Problem to solve:
Extract every line of the material below and reproduce it faithfully.

## BEGIN

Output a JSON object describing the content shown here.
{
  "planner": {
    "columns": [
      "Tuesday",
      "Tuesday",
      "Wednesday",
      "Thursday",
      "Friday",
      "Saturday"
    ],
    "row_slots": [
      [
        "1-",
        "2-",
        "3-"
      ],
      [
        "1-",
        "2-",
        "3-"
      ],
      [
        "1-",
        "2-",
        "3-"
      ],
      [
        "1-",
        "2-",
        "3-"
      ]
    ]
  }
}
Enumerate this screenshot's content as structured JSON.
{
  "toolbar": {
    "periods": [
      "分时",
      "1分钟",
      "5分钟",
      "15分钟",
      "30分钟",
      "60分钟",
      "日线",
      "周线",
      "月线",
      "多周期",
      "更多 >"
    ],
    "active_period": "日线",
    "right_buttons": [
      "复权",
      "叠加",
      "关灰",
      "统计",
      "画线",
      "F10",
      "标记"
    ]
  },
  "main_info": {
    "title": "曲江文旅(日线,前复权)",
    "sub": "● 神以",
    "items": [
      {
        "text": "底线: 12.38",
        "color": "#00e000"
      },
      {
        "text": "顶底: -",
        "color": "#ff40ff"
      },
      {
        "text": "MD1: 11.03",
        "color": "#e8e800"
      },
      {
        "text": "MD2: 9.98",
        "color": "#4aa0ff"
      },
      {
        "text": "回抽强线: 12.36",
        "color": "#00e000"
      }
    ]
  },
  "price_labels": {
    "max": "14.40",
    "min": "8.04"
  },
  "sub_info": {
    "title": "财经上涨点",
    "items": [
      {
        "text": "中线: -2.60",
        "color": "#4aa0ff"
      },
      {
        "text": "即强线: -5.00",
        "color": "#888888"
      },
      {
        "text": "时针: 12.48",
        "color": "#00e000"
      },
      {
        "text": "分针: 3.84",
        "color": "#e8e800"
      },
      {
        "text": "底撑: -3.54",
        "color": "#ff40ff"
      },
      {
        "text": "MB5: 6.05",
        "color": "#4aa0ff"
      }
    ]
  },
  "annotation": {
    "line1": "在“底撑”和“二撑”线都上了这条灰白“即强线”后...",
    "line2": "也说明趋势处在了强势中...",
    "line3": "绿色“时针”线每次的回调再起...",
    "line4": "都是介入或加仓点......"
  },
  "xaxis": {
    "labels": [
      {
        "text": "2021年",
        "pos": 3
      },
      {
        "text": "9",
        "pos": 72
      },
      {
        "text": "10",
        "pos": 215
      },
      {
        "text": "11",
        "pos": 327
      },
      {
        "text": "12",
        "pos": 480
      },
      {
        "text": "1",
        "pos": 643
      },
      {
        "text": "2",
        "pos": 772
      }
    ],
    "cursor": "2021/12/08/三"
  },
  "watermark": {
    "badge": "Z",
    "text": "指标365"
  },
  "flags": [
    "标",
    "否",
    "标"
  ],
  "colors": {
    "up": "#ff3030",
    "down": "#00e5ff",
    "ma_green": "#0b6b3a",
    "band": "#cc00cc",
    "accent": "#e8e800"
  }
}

## END

The response:
Output a JSON object describing the content shown here.
{
  "planner": {
    "columns": [
      "Tuesday",
      "Tuesday",
      "Wednesday",
      "Thursday",
      "Friday",
      "Saturday"
    ],
    "row_slots": [
      [
        "1-",
        "2-",
        "3-"
      ],
      [
        "1-",
        "2-",
        "3-"
      ],
      [
        "1-",
        "2-",
        "3-"
      ],
      [
        "1-",
        "2-",
        "3-"
      ]
    ]
  }
}
Enumerate this screenshot's content as structured JSON.
{
  "toolbar": {
    "periods": [
      "分时",
      "1分钟",
      "5分钟",
      "15分钟",
      "30分钟",
      "60分钟",
      "日线",
      "周线",
      "月线",
      "多周期",
      "更多 >"
    ],
    "active_period": "日线",
    "right_buttons": [
      "复权",
      "叠加",
      "关灰",
      "统计",
      "画线",
      "F10",
      "标记"
    ]
  },
  "main_info": {
    "title": "曲江文旅(日线,前复权)",
    "sub": "● 神以",
    "items": [
      {
        "text": "底线: 12.38",
        "color": "#00e000"
      },
      {
        "text": "顶底: -",
        "color": "#ff40ff"
      },
      {
        "text": "MD1: 11.03",
        "color": "#e8e800"
      },
      {
        "text": "MD2: 9.98",
        "color": "#4aa0ff"
      },
      {
        "text": "回抽强线: 12.36",
        "color": "#00e000"
      }
    ]
  },
  "price_labels": {
    "max": "14.40",
    "min": "8.04"
  },
  "sub_info": {
    "title": "财经上涨点",
    "items": [
      {
        "text": "中线: -2.60",
        "color": "#4aa0ff"
      },
      {
        "text": "即强线: -5.00",
        "color": "#888888"
      },
      {
        "text": "时针: 12.48",
        "color": "#00e000"
      },
      {
        "text": "分针: 3.84",
        "color": "#e8e800"
      },
      {
        "text": "底撑: -3.54",
        "color": "#ff40ff"
      },
      {
        "text": "MB5: 6.05",
        "color": "#4aa0ff"
      }
    ]
  },
  "annotation": {
    "line1": "在“底撑”和“二撑”线都上了这条灰白“即强线”后...",
    "line2": "也说明趋势处在了强势中...",
    "line3": "绿色“时针”线每次的回调再起...",
    "line4": "都是介入或加仓点......"
  },
  "xaxis": {
    "labels": [
      {
        "text": "2021年",
        "pos": 3
      },
      {
        "text": "9",
        "pos": 72
      },
      {
        "text": "10",
        "pos": 215
      },
      {
        "text": "11",
        "pos": 327
      },
      {
        "text": "12",
        "pos": 480
      },
      {
        "text": "1",
        "pos": 643
      },
      {
        "text": "2",
        "pos": 772
      }
    ],
    "cursor": "2021/12/08/三"
  },
  "watermark": {
    "badge": "Z",
    "text": "指标365"
  },
  "flags": [
    "标",
    "否",
    "标"
  ],
  "colors": {
    "up": "#ff3030",
    "down": "#00e5ff",
    "ma_green": "#0b6b3a",
    "band": "#cc00cc",
    "accent": "#e8e800"
  }
}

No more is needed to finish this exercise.